» **Exercise brief**
Work through the entries below and report how many lines include "Clinical". The number alone is the answer.

Structured figure records
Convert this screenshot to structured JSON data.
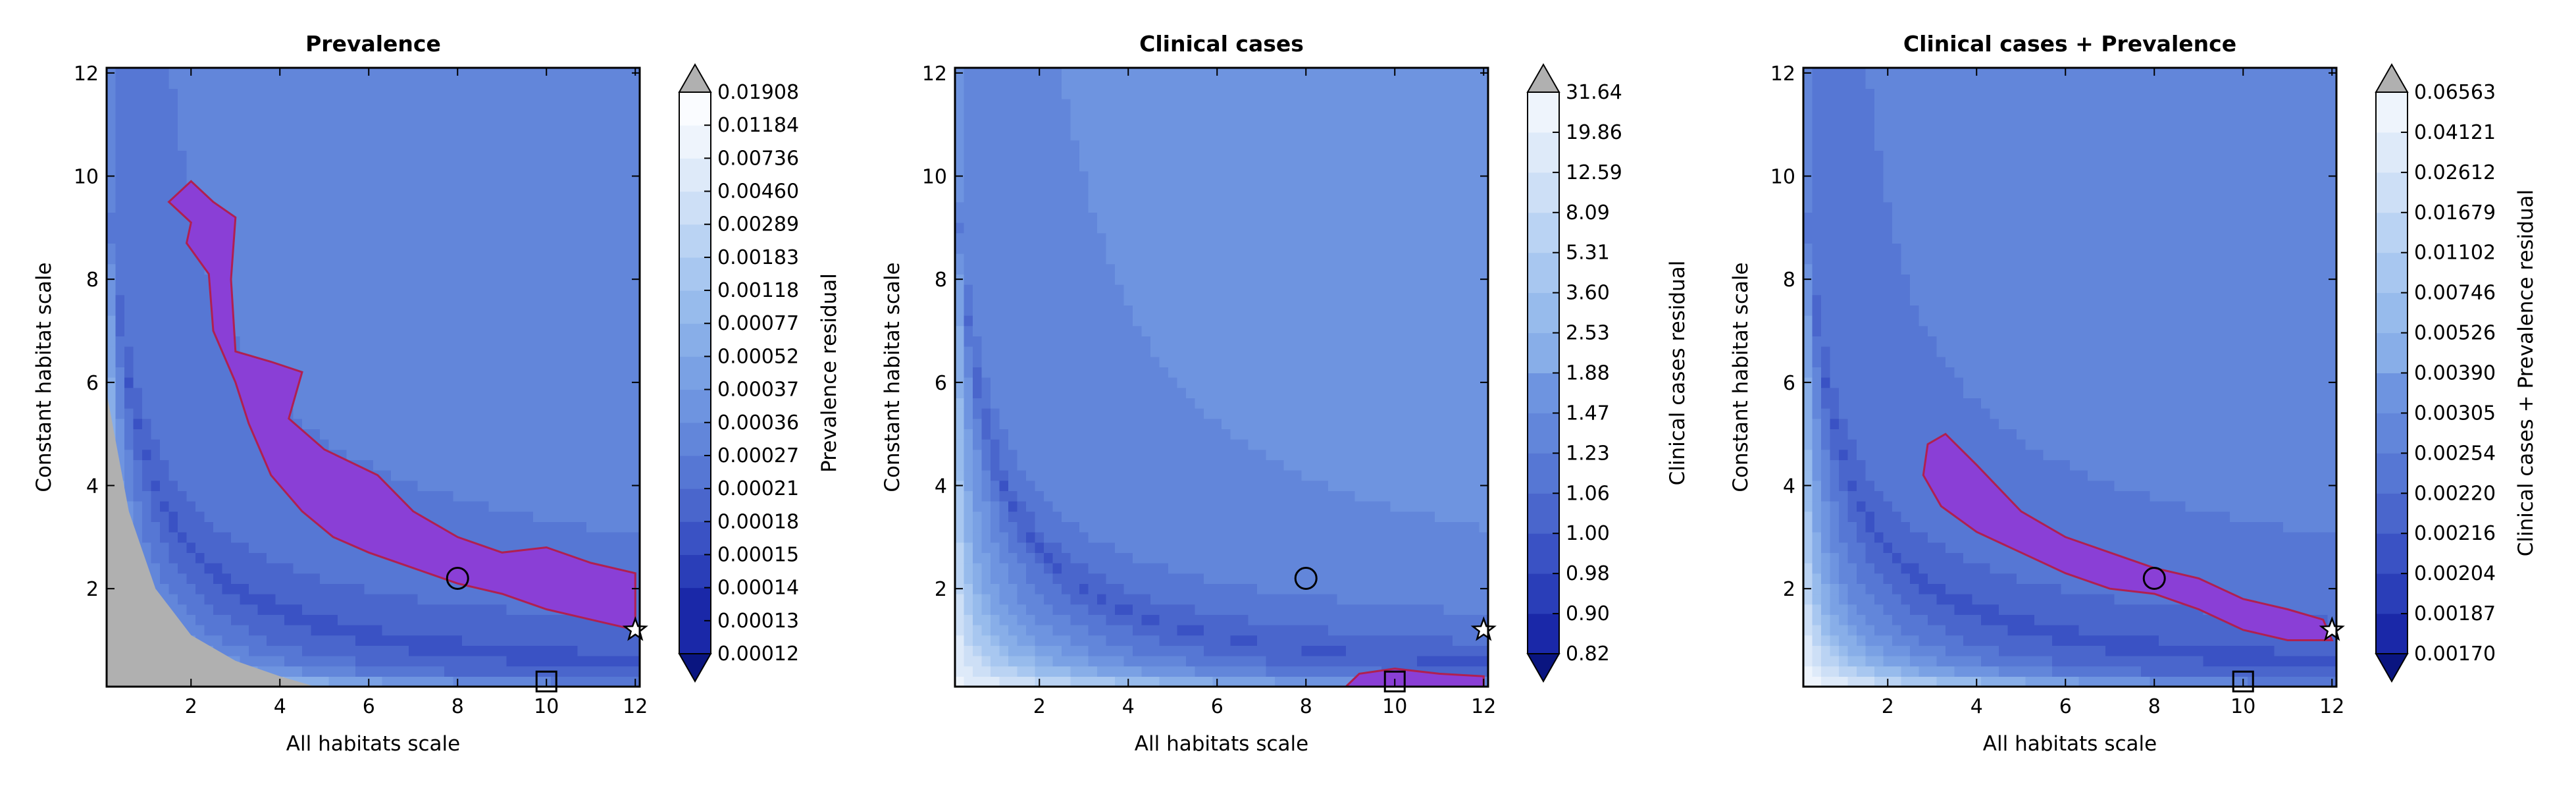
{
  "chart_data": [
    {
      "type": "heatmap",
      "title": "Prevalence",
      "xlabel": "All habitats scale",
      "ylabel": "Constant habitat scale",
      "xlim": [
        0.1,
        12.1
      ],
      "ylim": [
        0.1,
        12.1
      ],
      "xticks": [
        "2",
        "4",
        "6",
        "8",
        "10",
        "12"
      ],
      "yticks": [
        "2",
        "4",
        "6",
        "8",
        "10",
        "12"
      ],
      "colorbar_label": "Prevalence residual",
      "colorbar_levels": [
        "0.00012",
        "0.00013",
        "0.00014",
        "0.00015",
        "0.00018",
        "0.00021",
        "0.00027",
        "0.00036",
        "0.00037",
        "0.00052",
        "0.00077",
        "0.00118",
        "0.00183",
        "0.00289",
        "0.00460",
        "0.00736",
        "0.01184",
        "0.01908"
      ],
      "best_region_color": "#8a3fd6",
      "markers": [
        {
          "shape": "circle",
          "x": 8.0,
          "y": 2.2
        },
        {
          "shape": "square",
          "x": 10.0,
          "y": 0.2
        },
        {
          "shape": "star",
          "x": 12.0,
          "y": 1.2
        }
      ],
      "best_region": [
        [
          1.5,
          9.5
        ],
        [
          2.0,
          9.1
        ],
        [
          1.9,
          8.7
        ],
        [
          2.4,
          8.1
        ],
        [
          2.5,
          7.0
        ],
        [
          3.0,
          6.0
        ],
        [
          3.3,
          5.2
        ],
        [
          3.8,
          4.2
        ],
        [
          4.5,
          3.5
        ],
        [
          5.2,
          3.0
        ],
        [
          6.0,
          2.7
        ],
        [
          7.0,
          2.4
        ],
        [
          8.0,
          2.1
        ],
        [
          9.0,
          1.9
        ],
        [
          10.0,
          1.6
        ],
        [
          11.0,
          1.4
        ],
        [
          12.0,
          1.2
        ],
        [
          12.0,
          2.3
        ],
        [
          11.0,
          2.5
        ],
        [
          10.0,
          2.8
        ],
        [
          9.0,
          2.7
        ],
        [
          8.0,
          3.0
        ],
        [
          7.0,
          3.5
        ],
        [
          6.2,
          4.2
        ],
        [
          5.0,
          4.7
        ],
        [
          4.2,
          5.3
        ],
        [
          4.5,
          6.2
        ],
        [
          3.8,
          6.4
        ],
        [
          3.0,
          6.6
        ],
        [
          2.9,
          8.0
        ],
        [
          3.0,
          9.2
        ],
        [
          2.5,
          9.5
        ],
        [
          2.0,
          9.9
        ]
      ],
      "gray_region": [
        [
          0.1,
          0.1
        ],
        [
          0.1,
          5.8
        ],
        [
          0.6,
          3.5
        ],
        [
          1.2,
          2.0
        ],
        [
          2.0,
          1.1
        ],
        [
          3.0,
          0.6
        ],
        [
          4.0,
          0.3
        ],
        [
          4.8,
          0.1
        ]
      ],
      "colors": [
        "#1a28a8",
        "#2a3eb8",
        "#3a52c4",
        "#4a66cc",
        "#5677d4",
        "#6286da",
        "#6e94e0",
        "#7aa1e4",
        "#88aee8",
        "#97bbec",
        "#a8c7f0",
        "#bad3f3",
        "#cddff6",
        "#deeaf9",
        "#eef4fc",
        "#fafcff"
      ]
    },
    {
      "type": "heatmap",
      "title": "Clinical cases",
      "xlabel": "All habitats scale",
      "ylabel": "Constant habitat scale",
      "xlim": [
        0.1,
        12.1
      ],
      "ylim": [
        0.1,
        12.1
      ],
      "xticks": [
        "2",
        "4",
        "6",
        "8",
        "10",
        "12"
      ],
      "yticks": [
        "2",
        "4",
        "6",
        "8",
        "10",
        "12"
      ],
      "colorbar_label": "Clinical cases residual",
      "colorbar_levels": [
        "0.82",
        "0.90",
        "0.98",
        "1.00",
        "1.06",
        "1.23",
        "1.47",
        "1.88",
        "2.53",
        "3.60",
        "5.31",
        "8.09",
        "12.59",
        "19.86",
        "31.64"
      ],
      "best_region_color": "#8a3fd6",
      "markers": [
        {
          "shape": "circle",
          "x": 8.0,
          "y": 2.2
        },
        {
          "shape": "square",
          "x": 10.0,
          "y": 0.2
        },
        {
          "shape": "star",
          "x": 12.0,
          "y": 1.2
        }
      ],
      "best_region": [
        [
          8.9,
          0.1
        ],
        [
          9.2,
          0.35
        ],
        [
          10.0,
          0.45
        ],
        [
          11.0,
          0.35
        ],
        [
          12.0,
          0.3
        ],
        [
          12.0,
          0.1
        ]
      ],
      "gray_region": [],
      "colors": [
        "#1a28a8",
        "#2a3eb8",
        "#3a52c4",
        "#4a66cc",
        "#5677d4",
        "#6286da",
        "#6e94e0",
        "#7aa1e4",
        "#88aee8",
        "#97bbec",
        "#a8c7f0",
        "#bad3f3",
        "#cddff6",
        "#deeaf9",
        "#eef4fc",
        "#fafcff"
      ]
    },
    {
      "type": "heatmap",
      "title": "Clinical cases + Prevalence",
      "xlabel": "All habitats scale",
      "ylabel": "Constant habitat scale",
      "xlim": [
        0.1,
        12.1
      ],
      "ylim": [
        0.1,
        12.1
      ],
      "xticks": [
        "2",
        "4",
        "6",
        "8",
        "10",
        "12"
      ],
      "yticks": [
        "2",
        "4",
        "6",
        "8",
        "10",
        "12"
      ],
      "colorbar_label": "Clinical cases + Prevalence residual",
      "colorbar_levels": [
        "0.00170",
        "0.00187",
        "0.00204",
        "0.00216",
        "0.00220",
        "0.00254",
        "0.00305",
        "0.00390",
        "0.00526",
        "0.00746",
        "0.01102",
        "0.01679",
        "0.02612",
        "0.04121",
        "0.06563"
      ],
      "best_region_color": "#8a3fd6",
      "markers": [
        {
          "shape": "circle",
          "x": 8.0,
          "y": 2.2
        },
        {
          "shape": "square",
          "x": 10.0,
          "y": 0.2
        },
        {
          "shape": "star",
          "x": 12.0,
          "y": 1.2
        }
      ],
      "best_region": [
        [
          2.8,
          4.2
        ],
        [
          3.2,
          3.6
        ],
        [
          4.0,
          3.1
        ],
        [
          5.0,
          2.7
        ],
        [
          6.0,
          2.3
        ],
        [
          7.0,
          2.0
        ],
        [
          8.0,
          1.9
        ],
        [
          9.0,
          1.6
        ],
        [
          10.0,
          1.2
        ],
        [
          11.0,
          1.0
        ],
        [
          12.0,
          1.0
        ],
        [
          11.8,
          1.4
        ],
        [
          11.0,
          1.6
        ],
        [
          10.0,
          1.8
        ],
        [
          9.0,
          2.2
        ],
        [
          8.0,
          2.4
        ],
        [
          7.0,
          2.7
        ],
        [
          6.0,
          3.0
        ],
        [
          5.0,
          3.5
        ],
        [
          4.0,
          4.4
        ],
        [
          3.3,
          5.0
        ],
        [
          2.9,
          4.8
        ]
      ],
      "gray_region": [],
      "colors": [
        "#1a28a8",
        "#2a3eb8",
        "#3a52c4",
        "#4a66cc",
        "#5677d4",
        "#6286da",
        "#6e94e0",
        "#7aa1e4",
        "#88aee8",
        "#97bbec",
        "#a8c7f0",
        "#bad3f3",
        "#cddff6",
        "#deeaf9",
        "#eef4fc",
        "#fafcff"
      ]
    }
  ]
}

» **The reply**
4